Exercise directions:
Collect every line that includes the string "pollutant".
+===+
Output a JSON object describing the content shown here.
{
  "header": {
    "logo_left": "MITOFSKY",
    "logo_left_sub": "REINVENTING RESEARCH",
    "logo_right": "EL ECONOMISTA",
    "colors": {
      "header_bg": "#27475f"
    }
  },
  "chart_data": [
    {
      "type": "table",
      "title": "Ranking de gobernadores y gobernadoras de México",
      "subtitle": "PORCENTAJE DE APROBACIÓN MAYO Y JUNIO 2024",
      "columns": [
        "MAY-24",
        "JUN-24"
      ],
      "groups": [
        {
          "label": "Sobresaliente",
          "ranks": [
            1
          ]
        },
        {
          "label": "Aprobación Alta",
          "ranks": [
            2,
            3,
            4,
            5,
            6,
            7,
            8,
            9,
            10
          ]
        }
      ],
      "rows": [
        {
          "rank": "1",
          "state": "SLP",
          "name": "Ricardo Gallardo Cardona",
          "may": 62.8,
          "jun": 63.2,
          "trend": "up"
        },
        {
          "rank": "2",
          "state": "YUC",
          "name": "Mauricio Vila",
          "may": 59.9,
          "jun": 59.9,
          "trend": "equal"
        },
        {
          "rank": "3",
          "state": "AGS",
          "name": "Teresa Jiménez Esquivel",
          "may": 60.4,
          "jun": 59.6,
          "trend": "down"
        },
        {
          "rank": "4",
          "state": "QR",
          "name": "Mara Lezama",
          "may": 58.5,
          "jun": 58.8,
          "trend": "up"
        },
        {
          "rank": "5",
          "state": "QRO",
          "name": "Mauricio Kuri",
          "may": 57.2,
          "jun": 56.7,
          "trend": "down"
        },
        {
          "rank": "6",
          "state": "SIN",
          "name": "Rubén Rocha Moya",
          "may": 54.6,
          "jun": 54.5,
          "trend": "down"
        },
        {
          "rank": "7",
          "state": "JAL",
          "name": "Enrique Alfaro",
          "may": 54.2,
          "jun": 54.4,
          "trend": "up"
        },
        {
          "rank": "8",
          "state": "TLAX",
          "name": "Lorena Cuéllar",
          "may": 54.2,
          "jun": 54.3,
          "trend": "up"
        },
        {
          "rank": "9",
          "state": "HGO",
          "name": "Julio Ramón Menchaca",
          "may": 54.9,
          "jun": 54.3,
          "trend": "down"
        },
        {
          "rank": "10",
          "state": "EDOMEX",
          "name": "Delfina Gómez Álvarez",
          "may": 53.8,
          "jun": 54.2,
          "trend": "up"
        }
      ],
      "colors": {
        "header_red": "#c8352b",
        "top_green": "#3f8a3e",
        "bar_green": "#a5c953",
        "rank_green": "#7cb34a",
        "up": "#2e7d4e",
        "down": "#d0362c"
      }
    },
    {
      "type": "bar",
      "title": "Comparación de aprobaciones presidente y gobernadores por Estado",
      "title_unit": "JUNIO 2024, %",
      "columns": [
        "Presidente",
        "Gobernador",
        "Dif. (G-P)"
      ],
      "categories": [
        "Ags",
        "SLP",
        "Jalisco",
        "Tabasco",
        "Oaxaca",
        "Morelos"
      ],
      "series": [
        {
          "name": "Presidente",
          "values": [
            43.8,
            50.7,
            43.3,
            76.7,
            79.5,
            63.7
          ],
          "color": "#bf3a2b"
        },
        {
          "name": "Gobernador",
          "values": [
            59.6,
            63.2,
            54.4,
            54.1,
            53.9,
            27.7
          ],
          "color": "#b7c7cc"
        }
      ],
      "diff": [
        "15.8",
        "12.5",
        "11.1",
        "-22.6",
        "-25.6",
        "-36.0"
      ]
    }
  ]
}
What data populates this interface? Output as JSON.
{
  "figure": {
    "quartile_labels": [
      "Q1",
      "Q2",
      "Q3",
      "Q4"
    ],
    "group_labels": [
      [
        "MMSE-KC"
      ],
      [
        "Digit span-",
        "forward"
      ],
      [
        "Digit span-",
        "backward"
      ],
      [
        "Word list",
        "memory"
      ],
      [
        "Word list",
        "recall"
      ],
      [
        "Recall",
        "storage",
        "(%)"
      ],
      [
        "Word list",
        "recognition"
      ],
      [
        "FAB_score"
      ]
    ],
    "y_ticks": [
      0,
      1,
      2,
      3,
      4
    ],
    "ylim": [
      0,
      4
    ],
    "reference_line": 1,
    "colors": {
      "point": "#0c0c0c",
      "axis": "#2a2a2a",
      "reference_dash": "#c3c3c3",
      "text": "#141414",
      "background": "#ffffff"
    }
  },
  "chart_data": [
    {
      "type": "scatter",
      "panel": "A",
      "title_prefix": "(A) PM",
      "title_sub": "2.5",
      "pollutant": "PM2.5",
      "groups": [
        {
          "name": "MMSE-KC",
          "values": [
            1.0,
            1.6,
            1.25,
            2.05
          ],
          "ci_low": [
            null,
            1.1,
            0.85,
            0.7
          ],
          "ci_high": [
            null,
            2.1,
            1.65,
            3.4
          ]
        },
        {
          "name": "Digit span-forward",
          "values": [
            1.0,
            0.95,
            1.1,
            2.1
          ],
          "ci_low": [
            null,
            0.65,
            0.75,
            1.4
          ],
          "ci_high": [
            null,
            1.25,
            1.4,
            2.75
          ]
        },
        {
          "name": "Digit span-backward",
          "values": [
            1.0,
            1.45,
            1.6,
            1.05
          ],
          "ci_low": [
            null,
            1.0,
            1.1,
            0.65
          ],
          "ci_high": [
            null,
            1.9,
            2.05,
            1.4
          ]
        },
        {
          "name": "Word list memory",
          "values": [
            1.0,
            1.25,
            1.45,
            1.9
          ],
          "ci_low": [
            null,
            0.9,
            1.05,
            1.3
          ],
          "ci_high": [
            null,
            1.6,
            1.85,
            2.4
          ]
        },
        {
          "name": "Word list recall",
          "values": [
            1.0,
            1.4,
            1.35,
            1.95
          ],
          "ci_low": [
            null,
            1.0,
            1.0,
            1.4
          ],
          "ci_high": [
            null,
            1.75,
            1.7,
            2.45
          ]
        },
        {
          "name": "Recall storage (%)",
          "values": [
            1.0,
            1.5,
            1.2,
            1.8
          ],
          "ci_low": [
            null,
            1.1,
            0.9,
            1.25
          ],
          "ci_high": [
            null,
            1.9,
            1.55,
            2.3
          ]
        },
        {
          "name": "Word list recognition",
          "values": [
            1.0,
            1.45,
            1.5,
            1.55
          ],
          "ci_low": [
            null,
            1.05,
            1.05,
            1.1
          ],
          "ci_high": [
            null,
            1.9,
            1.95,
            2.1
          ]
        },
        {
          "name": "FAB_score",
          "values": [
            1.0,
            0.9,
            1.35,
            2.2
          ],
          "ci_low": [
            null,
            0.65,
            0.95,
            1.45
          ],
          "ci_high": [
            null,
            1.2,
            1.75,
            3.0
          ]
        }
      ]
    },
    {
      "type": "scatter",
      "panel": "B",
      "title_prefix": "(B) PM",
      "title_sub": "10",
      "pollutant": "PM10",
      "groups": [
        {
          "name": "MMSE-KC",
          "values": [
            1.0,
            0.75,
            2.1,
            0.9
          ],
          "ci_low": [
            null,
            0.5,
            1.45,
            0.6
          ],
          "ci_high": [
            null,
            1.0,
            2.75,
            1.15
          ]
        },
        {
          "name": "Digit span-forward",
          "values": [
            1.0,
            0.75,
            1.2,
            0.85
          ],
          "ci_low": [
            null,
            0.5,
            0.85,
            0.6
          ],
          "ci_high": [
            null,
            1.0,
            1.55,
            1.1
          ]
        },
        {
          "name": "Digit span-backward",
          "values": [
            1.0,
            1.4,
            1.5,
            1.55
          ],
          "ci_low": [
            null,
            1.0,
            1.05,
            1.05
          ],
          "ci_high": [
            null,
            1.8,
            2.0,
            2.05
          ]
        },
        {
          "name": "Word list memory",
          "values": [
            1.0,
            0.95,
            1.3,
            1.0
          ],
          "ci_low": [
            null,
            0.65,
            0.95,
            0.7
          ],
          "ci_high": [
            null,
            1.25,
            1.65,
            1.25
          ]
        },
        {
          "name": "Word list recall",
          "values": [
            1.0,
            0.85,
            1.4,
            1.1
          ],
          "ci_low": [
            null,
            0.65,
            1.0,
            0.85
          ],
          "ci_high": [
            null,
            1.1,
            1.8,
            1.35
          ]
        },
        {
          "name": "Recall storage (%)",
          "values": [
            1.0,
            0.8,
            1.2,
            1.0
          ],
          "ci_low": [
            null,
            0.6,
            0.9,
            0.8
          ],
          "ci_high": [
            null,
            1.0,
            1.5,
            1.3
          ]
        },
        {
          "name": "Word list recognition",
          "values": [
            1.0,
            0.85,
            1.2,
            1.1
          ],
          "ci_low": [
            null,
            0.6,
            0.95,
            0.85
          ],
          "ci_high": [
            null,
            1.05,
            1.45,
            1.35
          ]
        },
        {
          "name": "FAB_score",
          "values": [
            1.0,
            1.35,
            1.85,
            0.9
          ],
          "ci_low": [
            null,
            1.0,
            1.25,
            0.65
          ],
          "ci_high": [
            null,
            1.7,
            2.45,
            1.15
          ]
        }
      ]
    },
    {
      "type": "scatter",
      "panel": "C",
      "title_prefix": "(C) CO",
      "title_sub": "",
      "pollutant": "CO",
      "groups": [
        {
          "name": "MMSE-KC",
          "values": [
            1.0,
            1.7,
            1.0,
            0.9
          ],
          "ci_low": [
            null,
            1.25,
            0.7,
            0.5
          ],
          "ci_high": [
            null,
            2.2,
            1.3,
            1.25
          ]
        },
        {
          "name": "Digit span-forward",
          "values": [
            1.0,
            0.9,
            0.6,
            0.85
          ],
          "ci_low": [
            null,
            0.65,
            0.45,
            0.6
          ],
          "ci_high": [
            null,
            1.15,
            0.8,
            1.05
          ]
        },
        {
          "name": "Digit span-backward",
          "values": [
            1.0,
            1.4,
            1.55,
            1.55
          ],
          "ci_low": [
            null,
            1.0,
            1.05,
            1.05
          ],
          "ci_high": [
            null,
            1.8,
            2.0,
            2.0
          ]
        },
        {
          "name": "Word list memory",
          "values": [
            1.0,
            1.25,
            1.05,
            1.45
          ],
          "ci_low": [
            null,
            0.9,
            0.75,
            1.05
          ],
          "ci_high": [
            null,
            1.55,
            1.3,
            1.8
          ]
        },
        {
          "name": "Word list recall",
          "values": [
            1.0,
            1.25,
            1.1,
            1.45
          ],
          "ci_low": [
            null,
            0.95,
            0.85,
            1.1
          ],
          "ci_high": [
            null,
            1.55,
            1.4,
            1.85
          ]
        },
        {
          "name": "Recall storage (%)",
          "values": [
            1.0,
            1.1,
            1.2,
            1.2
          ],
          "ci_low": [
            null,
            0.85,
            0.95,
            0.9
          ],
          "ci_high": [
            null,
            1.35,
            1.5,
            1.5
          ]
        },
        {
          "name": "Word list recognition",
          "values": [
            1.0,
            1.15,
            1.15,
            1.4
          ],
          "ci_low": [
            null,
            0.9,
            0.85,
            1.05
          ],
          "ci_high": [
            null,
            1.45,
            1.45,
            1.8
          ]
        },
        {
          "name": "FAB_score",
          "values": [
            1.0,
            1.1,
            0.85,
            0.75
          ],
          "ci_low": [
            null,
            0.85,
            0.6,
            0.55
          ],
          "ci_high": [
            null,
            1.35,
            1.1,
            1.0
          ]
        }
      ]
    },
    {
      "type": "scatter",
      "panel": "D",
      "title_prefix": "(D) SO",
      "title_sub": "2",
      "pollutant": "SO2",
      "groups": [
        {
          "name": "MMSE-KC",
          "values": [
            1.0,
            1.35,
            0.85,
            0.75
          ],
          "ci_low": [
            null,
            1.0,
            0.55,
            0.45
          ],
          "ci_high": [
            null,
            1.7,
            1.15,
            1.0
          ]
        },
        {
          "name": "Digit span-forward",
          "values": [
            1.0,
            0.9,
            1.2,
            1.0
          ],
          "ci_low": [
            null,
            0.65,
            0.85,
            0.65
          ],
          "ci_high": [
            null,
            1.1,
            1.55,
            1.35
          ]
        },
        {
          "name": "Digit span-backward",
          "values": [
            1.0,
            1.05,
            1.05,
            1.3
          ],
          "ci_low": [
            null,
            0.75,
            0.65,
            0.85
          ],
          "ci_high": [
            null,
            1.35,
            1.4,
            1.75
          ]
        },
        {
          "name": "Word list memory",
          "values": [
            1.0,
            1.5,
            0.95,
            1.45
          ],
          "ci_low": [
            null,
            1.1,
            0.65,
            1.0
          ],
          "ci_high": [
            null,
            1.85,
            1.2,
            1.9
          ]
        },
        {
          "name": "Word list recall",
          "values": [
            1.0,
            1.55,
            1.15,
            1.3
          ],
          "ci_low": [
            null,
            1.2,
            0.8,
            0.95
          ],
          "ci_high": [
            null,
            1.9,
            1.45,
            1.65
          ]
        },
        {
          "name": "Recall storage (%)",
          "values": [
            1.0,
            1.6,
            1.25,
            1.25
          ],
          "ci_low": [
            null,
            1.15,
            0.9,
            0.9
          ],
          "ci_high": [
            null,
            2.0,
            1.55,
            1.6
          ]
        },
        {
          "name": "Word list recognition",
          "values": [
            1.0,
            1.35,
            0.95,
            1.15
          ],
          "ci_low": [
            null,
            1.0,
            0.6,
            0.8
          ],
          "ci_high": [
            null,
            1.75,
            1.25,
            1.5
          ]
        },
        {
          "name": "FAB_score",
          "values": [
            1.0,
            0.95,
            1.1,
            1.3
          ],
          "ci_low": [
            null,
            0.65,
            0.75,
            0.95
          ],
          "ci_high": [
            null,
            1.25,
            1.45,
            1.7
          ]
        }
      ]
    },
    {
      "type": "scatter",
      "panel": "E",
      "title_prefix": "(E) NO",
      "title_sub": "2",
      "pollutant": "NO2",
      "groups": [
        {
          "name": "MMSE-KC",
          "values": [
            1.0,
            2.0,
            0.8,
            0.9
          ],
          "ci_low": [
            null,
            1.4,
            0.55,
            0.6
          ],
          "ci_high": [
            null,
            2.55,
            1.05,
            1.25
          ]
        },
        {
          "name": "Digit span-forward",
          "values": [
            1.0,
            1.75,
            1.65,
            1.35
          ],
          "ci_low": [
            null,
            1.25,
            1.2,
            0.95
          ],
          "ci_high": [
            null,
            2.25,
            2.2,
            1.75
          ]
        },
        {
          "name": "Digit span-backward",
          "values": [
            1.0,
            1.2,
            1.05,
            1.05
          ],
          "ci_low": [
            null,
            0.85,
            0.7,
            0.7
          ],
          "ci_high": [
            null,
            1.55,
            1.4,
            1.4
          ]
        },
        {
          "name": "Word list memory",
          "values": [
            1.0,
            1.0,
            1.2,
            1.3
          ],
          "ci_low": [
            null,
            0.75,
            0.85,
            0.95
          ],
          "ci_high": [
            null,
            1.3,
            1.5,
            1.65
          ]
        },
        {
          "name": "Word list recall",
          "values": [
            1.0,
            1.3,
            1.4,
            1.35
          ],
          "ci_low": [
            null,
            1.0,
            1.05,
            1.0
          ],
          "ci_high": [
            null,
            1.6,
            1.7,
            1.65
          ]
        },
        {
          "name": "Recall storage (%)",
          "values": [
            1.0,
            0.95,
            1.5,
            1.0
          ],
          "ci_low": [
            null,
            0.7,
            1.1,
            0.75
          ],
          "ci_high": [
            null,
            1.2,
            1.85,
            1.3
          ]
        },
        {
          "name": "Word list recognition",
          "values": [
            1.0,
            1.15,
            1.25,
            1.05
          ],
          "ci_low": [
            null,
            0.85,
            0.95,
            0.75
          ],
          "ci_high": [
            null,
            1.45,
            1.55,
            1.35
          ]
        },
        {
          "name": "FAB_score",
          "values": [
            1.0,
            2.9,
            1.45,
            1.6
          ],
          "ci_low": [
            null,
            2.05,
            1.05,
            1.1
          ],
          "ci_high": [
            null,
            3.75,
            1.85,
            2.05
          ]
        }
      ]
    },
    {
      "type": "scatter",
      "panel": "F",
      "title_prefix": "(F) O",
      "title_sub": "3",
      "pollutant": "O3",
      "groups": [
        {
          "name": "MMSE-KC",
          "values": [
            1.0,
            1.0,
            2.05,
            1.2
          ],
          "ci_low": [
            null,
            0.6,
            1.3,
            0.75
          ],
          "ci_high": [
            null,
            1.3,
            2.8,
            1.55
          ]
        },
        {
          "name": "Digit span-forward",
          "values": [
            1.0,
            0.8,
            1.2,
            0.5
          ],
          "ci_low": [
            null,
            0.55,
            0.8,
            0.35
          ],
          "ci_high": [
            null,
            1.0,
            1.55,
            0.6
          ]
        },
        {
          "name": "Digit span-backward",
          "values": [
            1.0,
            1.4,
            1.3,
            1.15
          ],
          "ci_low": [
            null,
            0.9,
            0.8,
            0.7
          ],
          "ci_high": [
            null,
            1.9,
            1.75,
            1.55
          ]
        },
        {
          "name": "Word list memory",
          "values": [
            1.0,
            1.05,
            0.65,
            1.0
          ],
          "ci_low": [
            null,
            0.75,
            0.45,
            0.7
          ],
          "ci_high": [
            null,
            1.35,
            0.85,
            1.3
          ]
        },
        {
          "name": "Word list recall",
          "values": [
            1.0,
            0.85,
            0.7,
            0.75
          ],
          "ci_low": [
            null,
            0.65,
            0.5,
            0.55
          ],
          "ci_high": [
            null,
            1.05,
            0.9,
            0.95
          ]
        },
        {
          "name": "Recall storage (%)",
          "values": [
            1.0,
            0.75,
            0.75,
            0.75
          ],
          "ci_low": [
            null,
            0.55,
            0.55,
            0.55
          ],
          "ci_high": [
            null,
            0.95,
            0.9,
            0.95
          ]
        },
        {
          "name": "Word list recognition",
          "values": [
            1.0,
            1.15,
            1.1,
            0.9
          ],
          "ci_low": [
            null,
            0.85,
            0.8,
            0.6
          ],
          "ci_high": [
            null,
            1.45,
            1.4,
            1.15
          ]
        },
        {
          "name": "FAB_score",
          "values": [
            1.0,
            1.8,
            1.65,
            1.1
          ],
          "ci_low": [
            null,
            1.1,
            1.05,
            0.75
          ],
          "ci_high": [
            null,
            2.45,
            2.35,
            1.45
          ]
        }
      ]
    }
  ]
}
+===+
Answer to this exercise:
      "pollutant": "PM2.5",
      "pollutant": "PM10",
      "pollutant": "CO",
      "pollutant": "SO2",
      "pollutant": "NO2",
      "pollutant": "O3",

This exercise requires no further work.